----- Records for the exercise

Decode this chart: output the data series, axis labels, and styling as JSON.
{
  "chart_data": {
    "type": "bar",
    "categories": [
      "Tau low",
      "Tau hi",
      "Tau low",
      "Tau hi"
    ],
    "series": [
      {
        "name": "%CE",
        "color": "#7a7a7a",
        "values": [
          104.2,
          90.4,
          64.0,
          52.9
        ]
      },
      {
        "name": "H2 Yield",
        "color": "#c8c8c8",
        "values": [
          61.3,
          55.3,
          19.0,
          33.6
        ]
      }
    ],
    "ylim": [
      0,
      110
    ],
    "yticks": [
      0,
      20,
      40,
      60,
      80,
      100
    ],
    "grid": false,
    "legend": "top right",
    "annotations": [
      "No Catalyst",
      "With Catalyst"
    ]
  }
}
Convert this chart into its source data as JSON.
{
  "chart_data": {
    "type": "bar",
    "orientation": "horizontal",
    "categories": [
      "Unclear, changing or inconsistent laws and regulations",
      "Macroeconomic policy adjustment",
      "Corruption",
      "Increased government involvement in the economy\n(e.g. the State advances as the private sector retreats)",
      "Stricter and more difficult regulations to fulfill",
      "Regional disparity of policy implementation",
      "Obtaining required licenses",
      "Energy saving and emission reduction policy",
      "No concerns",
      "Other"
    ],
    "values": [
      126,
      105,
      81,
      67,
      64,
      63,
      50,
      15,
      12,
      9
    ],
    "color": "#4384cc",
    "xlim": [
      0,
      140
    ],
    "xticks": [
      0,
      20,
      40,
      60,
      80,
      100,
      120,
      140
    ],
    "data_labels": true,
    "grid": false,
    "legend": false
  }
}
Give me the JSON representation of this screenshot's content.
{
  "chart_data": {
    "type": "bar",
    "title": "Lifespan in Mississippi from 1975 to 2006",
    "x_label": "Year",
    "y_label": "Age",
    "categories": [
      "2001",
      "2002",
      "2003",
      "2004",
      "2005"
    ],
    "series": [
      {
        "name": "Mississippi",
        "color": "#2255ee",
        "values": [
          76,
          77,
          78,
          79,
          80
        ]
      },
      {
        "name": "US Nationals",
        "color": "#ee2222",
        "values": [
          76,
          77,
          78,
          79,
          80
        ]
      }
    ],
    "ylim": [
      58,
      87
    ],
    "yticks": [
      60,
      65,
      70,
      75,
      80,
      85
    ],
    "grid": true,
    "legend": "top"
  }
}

----------

* [Given problem]:
Output all of the material exactly as written.

* [Worked solution]:
Decode this chart: output the data series, axis labels, and styling as JSON.
{
  "chart_data": {
    "type": "bar",
    "categories": [
      "Tau low",
      "Tau hi",
      "Tau low",
      "Tau hi"
    ],
    "series": [
      {
        "name": "%CE",
        "color": "#7a7a7a",
        "values": [
          104.2,
          90.4,
          64.0,
          52.9
        ]
      },
      {
        "name": "H2 Yield",
        "color": "#c8c8c8",
        "values": [
          61.3,
          55.3,
          19.0,
          33.6
        ]
      }
    ],
    "ylim": [
      0,
      110
    ],
    "yticks": [
      0,
      20,
      40,
      60,
      80,
      100
    ],
    "grid": false,
    "legend": "top right",
    "annotations": [
      "No Catalyst",
      "With Catalyst"
    ]
  }
}
Convert this chart into its source data as JSON.
{
  "chart_data": {
    "type": "bar",
    "orientation": "horizontal",
    "categories": [
      "Unclear, changing or inconsistent laws and regulations",
      "Macroeconomic policy adjustment",
      "Corruption",
      "Increased government involvement in the economy\n(e.g. the State advances as the private sector retreats)",
      "Stricter and more difficult regulations to fulfill",
      "Regional disparity of policy implementation",
      "Obtaining required licenses",
      "Energy saving and emission reduction policy",
      "No concerns",
      "Other"
    ],
    "values": [
      126,
      105,
      81,
      67,
      64,
      63,
      50,
      15,
      12,
      9
    ],
    "color": "#4384cc",
    "xlim": [
      0,
      140
    ],
    "xticks": [
      0,
      20,
      40,
      60,
      80,
      100,
      120,
      140
    ],
    "data_labels": true,
    "grid": false,
    "legend": false
  }
}
Give me the JSON representation of this screenshot's content.
{
  "chart_data": {
    "type": "bar",
    "title": "Lifespan in Mississippi from 1975 to 2006",
    "x_label": "Year",
    "y_label": "Age",
    "categories": [
      "2001",
      "2002",
      "2003",
      "2004",
      "2005"
    ],
    "series": [
      {
        "name": "Mississippi",
        "color": "#2255ee",
        "values": [
          76,
          77,
          78,
          79,
          80
        ]
      },
      {
        "name": "US Nationals",
        "color": "#ee2222",
        "values": [
          76,
          77,
          78,
          79,
          80
        ]
      }
    ],
    "ylim": [
      58,
      87
    ],
    "yticks": [
      60,
      65,
      70,
      75,
      80,
      85
    ],
    "grid": true,
    "legend": "top"
  }
}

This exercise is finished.